**TAREFA PROPOSTA**
Por favor, reescreva as entradas começando pela linha que contém "label-hukum-text: HUKUM: [58, 211, 103, 224]" e parando depois da que contém "tujuan-item-2-text: Melatih diri", trocando "Allah swt" por "Allah SWT" e mantendo todo o resto igual. Apresente apenas essas linhas.

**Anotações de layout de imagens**
--------------------

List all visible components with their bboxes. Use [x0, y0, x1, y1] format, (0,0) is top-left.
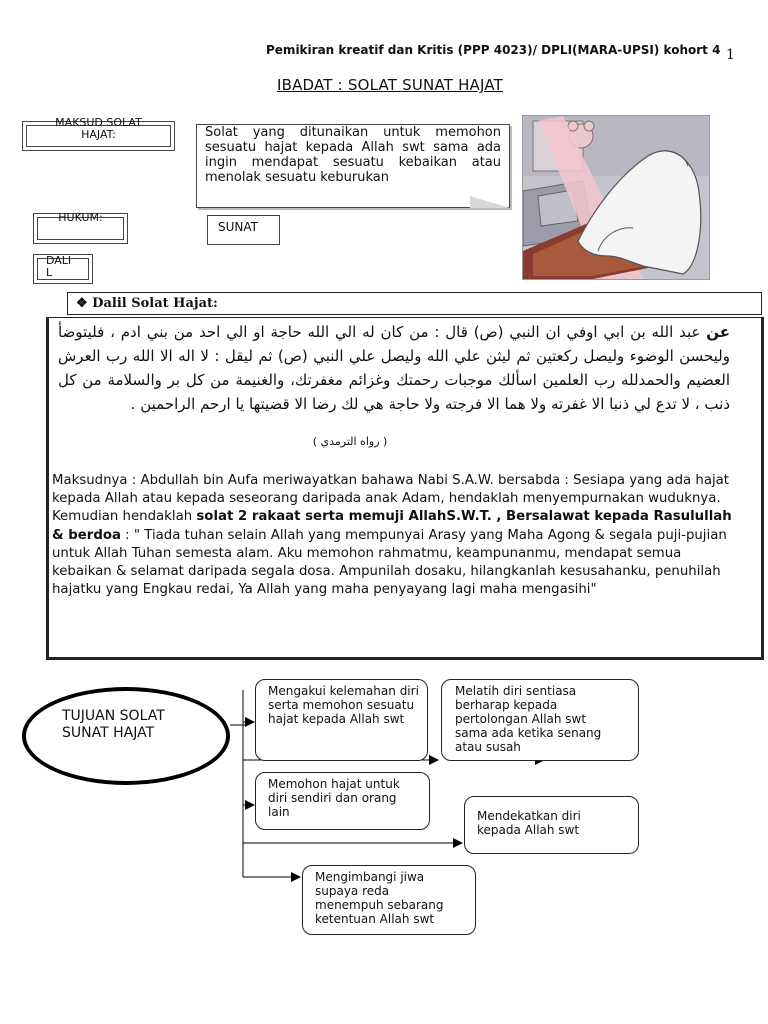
label-hukum-text: HUKUM: [58, 211, 103, 224]
tujuan-center-label: TUJUAN SOLAT SUNAT HAJAT [62, 708, 165, 741]
page-number: 1 [726, 47, 735, 63]
label-maksud-text: MAKSUD SOLAT HAJAT: [55, 116, 142, 141]
tujuan-item-4 [464, 796, 639, 854]
tujuan-item-3 [255, 772, 430, 830]
tujuan-item-5-text: Mengimbangi jiwa supaya reda menempuh sebarang ketentuan Allah swt [315, 870, 444, 926]
tujuan-item-2-text: Melatih diri sentiasa berharap kepada pertolongan Allah swt sama ada ketika senang atau susah [455, 684, 602, 754]
translation-part-1: Maksudnya : Abdullah bin Aufa meriwayatkan bahawa Nabi S.A.W. bersabda : Sesiapa yang ada hajat kepada Allah atau kepada seseorang daripada anak Adam, hendaklah menyempurnakan wuduknya. Kemudian hendaklah [52, 473, 730, 525]
hukum-value: SUNAT [218, 220, 258, 234]
tujuan-item-2 [441, 679, 639, 761]
translation-part-2: : " Tiada tuhan selain Allah yang mempunyai Arasy yang Maha Agong & segala puji-pujian untuk Allah Tuhan semesta alam. Aku memohon rahmatmu, keampunanmu, mendapat semua kebaikan & selamat daripada segala dosa. Ampunilah dosaku, hilangkanlah kesusahanku, penuhilah hajatku yang Engkau redai, Ya Allah yang maha penyayang lagi maha mengasihi" [52, 527, 727, 598]
translation-bold: solat 2 rakaat serta memuji AllahS.W.T. , Bersalawat kepada Rasulullah & berdoa [52, 509, 732, 543]
tujuan-item-3-text: Memohon hajat untuk diri sendiri dan orang lain [268, 777, 400, 819]
hadith-narrator: ( رواه الترمدي ) [312, 435, 388, 448]
tujuan-item-1 [255, 679, 428, 761]
tujuan-item-4-text: Mendekatkan diri kepada Allah swt [477, 809, 581, 837]
tujuan-item-5 [302, 865, 476, 935]
label-dalil-text: DALI L [46, 254, 72, 279]
page-title: IBADAT : SOLAT SUNAT HAJAT [276, 76, 504, 94]
hadith-arabic-lead: عن [706, 323, 730, 341]
definition-text: Solat yang ditunaikan untuk memohon sesuatu hajat kepada Allah swt sama ada ingin mendapat sesuatu kebaikan atau menolak sesuatu keburukan [205, 125, 501, 185]
page-header: Pemikiran kreatif dan Kritis (PPP 4023)/ DPLI(MARA-UPSI) kohort 4 [266, 43, 721, 57]
tujuan-item-1-text: Mengakui kelemahan diri serta memohon sesuatu hajat kepada Allah swt [268, 684, 419, 726]
dalil-heading: ❖ Dalil Solat Hajat: [67, 292, 762, 315]
hadith-arabic-body: عبد الله بن ابي اوفي ان النبي (ص) قال : من كان له الي الله حاجة او الي احد من بني ادم ، فليتوضأ وليحسن الوضوء وليصل ركعتين ثم ليثن علي الله وليصل علي النبي (ص) ثم ليقل : لا اله الا الله رب العرش العضيم والحمدلله رب العلمين اسألك موجبات رحمتك وغزائم مغفرتك، والغنيمة من كل بر والسلامة من كل ذنب ، لا تدع لي ذنبا الا غفرته ولا هما الا فرجته ولا حاجة هي لك رضا الا قضيتها يا ارحم الراحمين . [58, 323, 730, 413]
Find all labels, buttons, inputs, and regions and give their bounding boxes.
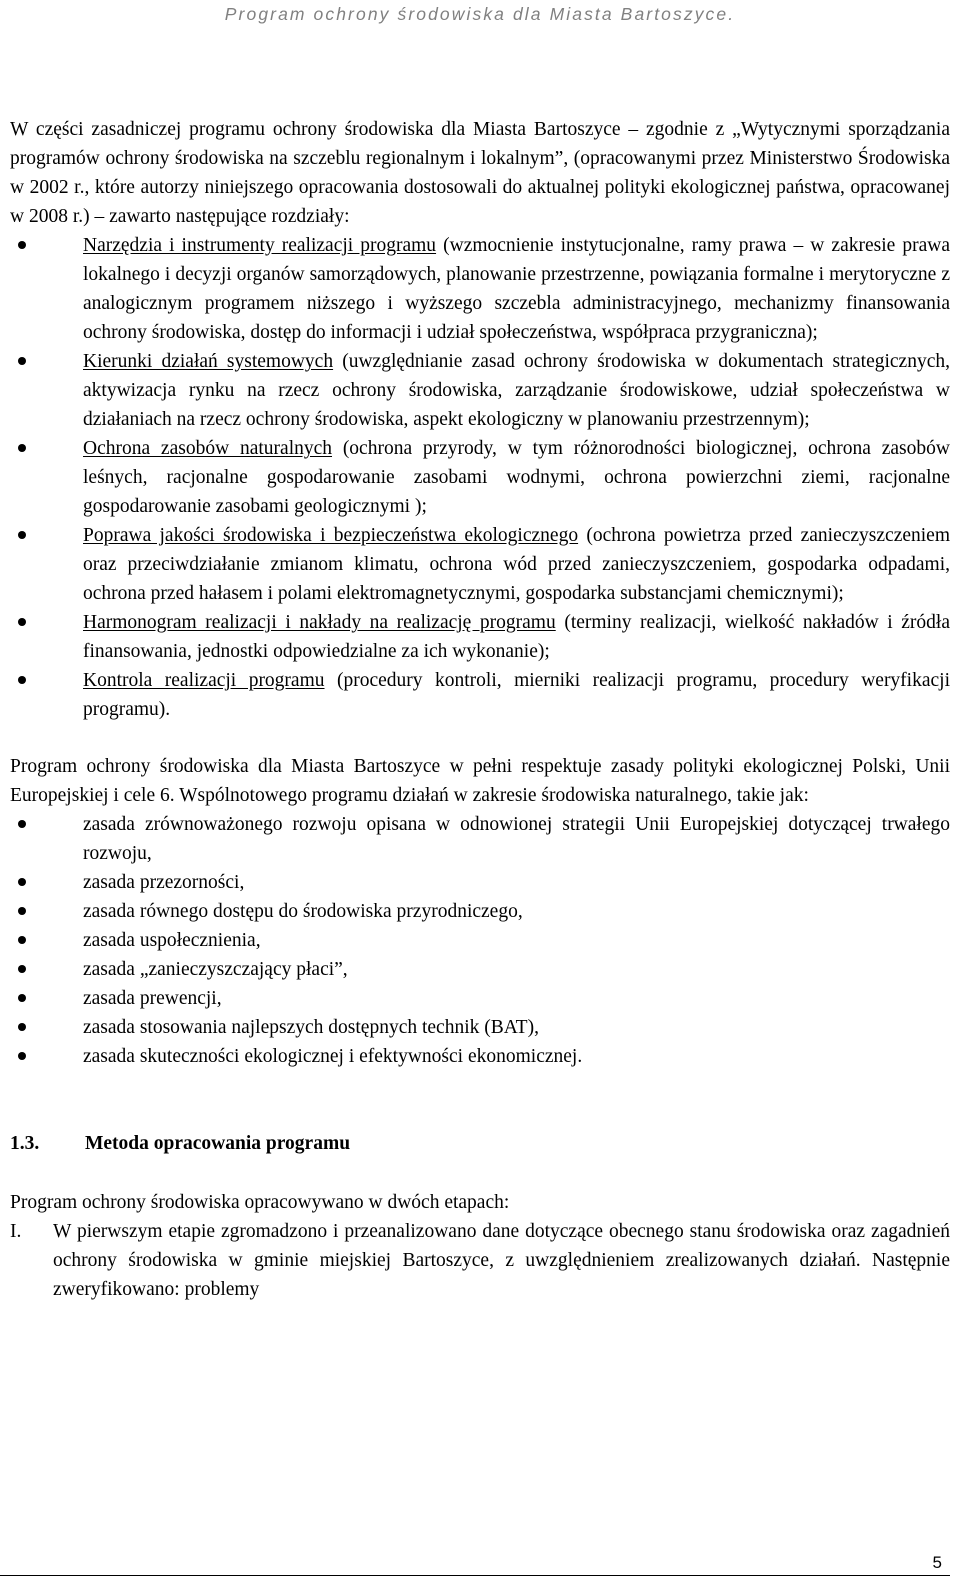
principle-text: zasada prewencji, [83,988,222,1009]
list-item [10,231,950,347]
chapter-list [10,231,950,724]
list-item [10,955,950,984]
bullet-icon [18,1052,26,1060]
chapter-description: (ochrona przyrody, w tym różnorodności biologicznej, ochrona zasobów leśnych, racjonalne gospodarowanie zasobami wodnymi, ochrona powierzchni ziemi, racjonalne gospodarowanie zasobami geologicznymi ); [83,438,950,517]
list-item [10,984,950,1013]
list-item [10,434,950,521]
list-item [10,666,950,724]
principle-text: zasada zrównoważonego rozwoju opisana w odnowionej strategii Unii Europejskiej dotyczącej trwałego rozwoju, [83,814,950,864]
chapter-description: (ochrona powietrza przed zanieczyszczeniem oraz przeciwdziałanie zmianom klimatu, ochrona wód przed zanieczyszczeniem, gospodarka odpadami, ochrona przed hałasem i polami elektromagnetycznymi, gospodarka substancjami chemicznymi); [83,525,950,604]
list-item [10,897,950,926]
footer-divider [0,1575,950,1576]
section-number: 1.3. [10,1133,40,1154]
bullet-icon [18,994,26,1002]
bullet-icon [18,618,26,626]
chapter-description: (uwzględnianie zasad ochrony środowiska w dokumentach strategicznych, aktywizacja rynku na rzecz ochrony środowiska, zarządzanie środowiskowe, udział społeczeństwa w działaniach na rzecz ochrony środowiska, aspekt ekologiczny w planowaniu przestrzennym); [83,351,950,430]
principle-text: zasada skuteczności ekologicznej i efektywności ekonomicznej. [83,1046,583,1067]
chapter-description: (terminy realizacji, wielkość nakładów i źródła finansowania, jednostki odpowiedzialne za ich wykonanie); [83,612,950,662]
bullet-icon [18,965,26,973]
principle-text: zasada przezorności, [83,872,245,893]
bullet-icon [18,531,26,539]
intro-paragraph: W części zasadniczej programu ochrony środowiska dla Miasta Bartoszyce – zgodnie z „Wytycznymi sporządzania programów ochrony środowiska na szczeblu regionalnym i lokalnym”, (opracowanymi przez Ministerstwo Środowiska w 2002 r., które autorzy niniejszego opracowania dostosowali do aktualnej polityki ekologicznej państwa, opracowanej w 2008 r.) – zawarto następujące rozdziały: [10,119,950,227]
list-item [10,926,950,955]
stage-text: W pierwszym etapie zgromadzono i przeanalizowano dane dotyczące obecnego stanu środowiska oraz zagadnień ochrony środowiska w gminie miejskiej Bartoszyce, z uwzględnieniem zrealizowanych działań. Następnie zweryfikowano: problemy [53,1221,950,1300]
list-item [10,521,950,608]
section-title: Metoda opracowania programu [85,1133,351,1154]
policy-paragraph: Program ochrony środowiska dla Miasta Bartoszyce w pełni respektuje zasady polityki ekologicznej Polski, Unii Europejskiej i cele 6. Wspólnotowego programu działań w zakresie środowiska naturalnego, takie jak: [10,756,950,806]
chapter-description: (wzmocnienie instytucjonalne, ramy prawa – w zakresie prawa lokalnego i decyzji organów samorządowych, planowanie przestrzenne, powiązania formalne i merytoryczne z analogicznym programem niższego i wyższego szczebla administracyjnego, mechanizmy finansowania ochrony środowiska, dostęp do informacji i udział społeczeństwa, współpraca przygraniczna); [83,235,950,343]
bullet-icon [18,357,26,365]
list-item [10,1013,950,1042]
principle-text: zasada uspołecznienia, [83,930,261,951]
principle-text: zasada równego dostępu do środowiska przyrodniczego, [83,901,523,922]
bullet-icon [18,676,26,684]
bullet-icon [18,878,26,886]
chapter-title: Poprawa jakości środowiska i bezpieczeństwa ekologicznego [83,525,579,546]
bullet-icon [18,936,26,944]
list-item [10,608,950,666]
bullet-icon [18,1023,26,1031]
principles-list [10,810,950,1071]
principle-text: zasada stosowania najlepszych dostępnych technik (BAT), [83,1017,539,1038]
list-item [10,810,950,868]
list-item [10,347,950,434]
bullet-icon [18,241,26,249]
chapter-description: (procedury kontroli, mierniki realizacji programu, procedury weryfikacji programu). [83,670,950,720]
bullet-icon [18,444,26,452]
stage-item [10,1217,950,1304]
chapter-title: Kontrola realizacji programu [83,670,325,691]
bullet-icon [18,907,26,915]
stage-number: I. [10,1221,22,1242]
chapter-title: Kierunki działań systemowych [83,351,334,372]
principle-text: zasada „zanieczyszczający płaci”, [83,959,348,980]
chapter-title: Harmonogram realizacji i nakłady na realizację programu [83,612,556,633]
running-header: Program ochrony środowiska dla Miasta Bartoszyce. [224,4,736,24]
list-item [10,1042,950,1071]
chapter-title: Narzędzia i instrumenty realizacji programu [83,235,437,256]
method-intro: Program ochrony środowiska opracowywano w dwóch etapach: [10,1192,510,1213]
section-heading [10,1129,950,1158]
document-body [10,115,950,1304]
list-item [10,868,950,897]
bullet-icon [18,820,26,828]
chapter-title: Ochrona zasobów naturalnych [83,438,333,459]
page-number: 5 [932,1553,942,1572]
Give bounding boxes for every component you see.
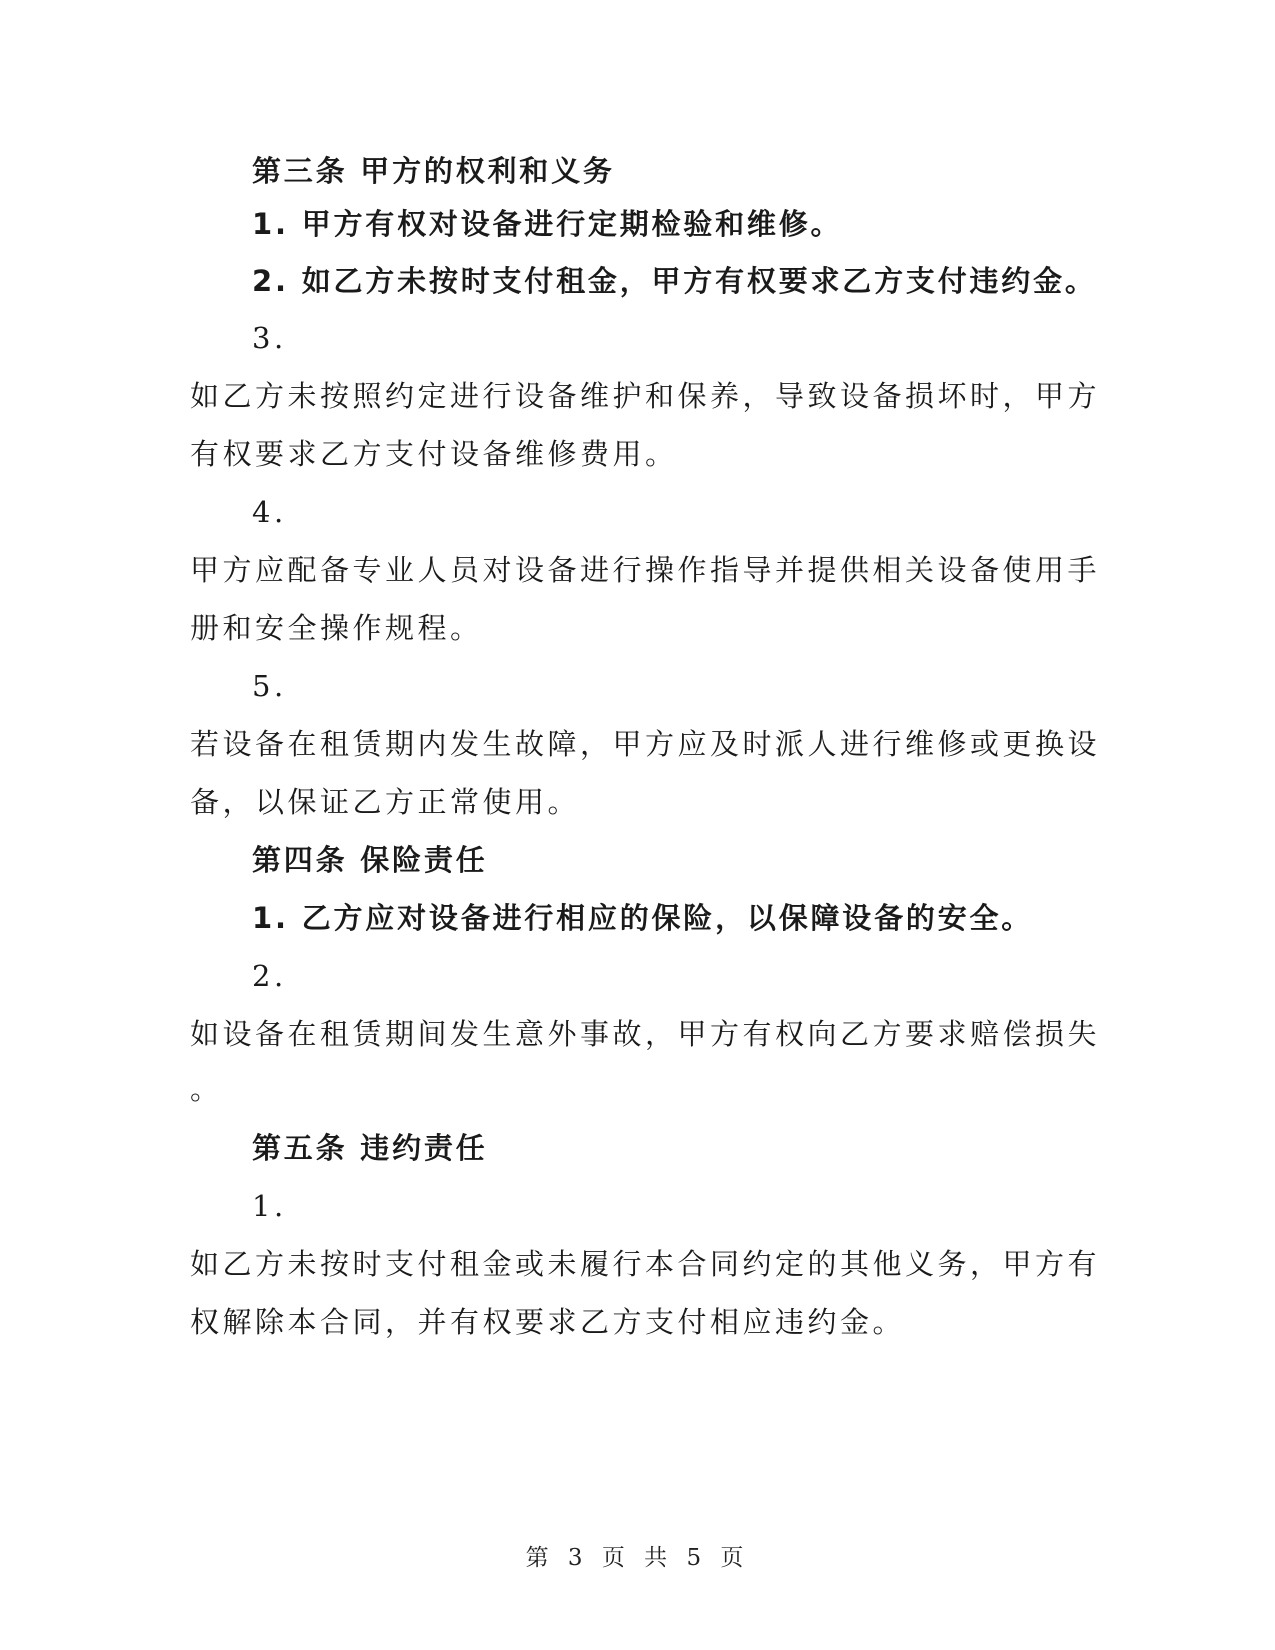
article-4-item-1: 1. 乙方应对设备进行相应的保险，以保障设备的安全。: [252, 901, 1034, 935]
page-number-footer: 第 3 页 共 5 页: [525, 1545, 750, 1571]
article-5-item-1-number: 1.: [252, 1189, 287, 1223]
article-3-item-5-number: 5.: [252, 669, 287, 703]
article-4-item-2-number: 2.: [252, 959, 287, 993]
article-5-item-1-text-line-1: 如乙方未按时支付租金或未履行本合同约定的其他义务，甲方有: [190, 1247, 1101, 1281]
article-3-item-3-text-line-2: 有权要求乙方支付设备维修费用。: [190, 437, 678, 471]
article-5-item-1-text-line-2: 权解除本合同，并有权要求乙方支付相应违约金。: [190, 1305, 906, 1339]
article-3-item-4-text-line-1: 甲方应配备专业人员对设备进行操作指导并提供相关设备使用手: [190, 553, 1101, 587]
article-3-item-3-number: 3.: [252, 321, 287, 355]
article-3-item-2: 2. 如乙方未按时支付租金，甲方有权要求乙方支付违约金。: [252, 264, 1097, 298]
article-4-item-2-text-line-1: 如设备在租赁期间发生意外事故，甲方有权向乙方要求赔偿损失: [190, 1017, 1101, 1051]
article-3-heading: 第三条 甲方的权利和义务: [252, 154, 615, 188]
article-3-item-4-number: 4.: [252, 495, 287, 529]
article-4-heading: 第四条 保险责任: [252, 843, 488, 877]
article-3-item-5-text-line-2: 备，以保证乙方正常使用。: [190, 785, 581, 819]
article-5-heading: 第五条 违约责任: [252, 1131, 488, 1165]
article-3-item-3-text-line-1: 如乙方未按照约定进行设备维护和保养，导致设备损坏时，甲方: [190, 379, 1101, 413]
article-3-item-1: 1. 甲方有权对设备进行定期检验和维修。: [252, 207, 843, 241]
article-3-item-5-text-line-1: 若设备在租赁期内发生故障，甲方应及时派人进行维修或更换设: [190, 727, 1101, 761]
article-4-item-2-text-line-2: 。: [190, 1072, 223, 1106]
article-3-item-4-text-line-2: 册和安全操作规程。: [190, 611, 483, 645]
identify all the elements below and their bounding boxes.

--------------------

**RESOLUÇÃO DETALHADA**
label-hukum-text: HUKUM: [58, 211, 103, 224]
tujuan-center-label: TUJUAN SOLAT SUNAT HAJAT [62, 708, 165, 741]
page-number: 1 [726, 47, 735, 63]
label-maksud-text: MAKSUD SOLAT HAJAT: [55, 116, 142, 141]
tujuan-item-4 [464, 796, 639, 854]
tujuan-item-3 [255, 772, 430, 830]
tujuan-item-5-text: Mengimbangi jiwa supaya reda menempuh sebarang ketentuan Allah SWT [315, 870, 444, 926]
tujuan-item-2-text: Melatih diri sentiasa berharap kepada pertolongan Allah SWT sama ada ketika senang atau susah [455, 684, 602, 754]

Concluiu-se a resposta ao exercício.